TASK TO COMPLETE:
How many lines in these records hold the string "this"? State only that number.

DATA SECTION:
----
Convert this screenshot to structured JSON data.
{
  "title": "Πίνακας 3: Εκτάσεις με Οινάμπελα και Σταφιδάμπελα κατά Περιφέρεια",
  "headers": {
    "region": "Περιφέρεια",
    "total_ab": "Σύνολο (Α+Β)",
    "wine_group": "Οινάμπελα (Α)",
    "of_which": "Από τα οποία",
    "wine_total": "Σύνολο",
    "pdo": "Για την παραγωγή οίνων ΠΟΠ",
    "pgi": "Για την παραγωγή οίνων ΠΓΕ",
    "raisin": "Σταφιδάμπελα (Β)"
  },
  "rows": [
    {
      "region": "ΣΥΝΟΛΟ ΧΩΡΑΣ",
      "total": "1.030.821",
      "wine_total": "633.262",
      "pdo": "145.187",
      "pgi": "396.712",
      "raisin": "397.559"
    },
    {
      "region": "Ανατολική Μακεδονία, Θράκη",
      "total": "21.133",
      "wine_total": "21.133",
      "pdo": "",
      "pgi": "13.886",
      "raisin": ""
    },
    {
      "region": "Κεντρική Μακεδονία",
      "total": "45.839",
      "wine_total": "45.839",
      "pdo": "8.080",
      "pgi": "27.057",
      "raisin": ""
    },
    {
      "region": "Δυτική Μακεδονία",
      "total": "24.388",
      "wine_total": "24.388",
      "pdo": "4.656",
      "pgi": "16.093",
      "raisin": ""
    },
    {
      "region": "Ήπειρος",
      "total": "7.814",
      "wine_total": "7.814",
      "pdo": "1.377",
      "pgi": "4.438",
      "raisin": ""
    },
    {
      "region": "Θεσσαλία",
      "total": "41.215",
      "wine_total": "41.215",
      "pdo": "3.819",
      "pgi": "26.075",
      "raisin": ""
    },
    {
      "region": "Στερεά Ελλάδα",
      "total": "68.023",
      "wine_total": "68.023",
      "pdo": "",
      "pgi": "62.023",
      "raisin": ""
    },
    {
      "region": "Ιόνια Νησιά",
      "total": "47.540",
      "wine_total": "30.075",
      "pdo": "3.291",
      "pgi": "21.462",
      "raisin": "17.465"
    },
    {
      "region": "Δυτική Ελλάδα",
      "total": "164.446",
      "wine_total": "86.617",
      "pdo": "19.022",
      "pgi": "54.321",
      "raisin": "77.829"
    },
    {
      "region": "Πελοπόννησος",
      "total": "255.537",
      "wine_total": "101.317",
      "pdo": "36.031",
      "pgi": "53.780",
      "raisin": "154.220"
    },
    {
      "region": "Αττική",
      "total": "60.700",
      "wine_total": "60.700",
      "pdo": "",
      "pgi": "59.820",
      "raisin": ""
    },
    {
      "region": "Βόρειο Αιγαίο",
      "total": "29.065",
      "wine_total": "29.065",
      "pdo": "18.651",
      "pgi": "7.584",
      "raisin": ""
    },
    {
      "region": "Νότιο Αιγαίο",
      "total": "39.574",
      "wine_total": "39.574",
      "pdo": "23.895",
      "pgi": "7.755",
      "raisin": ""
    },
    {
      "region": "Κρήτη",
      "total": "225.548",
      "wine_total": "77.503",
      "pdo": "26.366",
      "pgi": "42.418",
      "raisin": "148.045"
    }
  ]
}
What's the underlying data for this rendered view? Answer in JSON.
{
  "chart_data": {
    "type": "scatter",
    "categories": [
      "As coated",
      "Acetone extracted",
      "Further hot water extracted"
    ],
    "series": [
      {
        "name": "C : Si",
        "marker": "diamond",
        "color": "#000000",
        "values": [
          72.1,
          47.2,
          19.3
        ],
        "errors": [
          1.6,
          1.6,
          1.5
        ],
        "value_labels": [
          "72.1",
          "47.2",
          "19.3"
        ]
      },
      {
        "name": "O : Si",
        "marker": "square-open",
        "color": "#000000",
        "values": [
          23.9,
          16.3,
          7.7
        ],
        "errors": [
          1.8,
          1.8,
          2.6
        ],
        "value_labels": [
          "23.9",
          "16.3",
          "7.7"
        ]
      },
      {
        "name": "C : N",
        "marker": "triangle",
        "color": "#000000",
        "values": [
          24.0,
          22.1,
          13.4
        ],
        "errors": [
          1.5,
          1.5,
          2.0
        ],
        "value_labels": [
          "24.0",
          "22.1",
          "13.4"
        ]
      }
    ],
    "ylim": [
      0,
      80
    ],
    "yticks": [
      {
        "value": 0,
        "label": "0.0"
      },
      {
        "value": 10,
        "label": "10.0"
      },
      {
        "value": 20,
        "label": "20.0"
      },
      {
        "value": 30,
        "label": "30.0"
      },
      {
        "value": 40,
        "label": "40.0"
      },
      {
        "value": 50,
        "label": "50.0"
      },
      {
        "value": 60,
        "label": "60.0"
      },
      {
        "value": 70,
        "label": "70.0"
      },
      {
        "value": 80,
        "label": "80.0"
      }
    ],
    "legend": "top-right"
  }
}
----
ANSWER FOR THE TASK:
2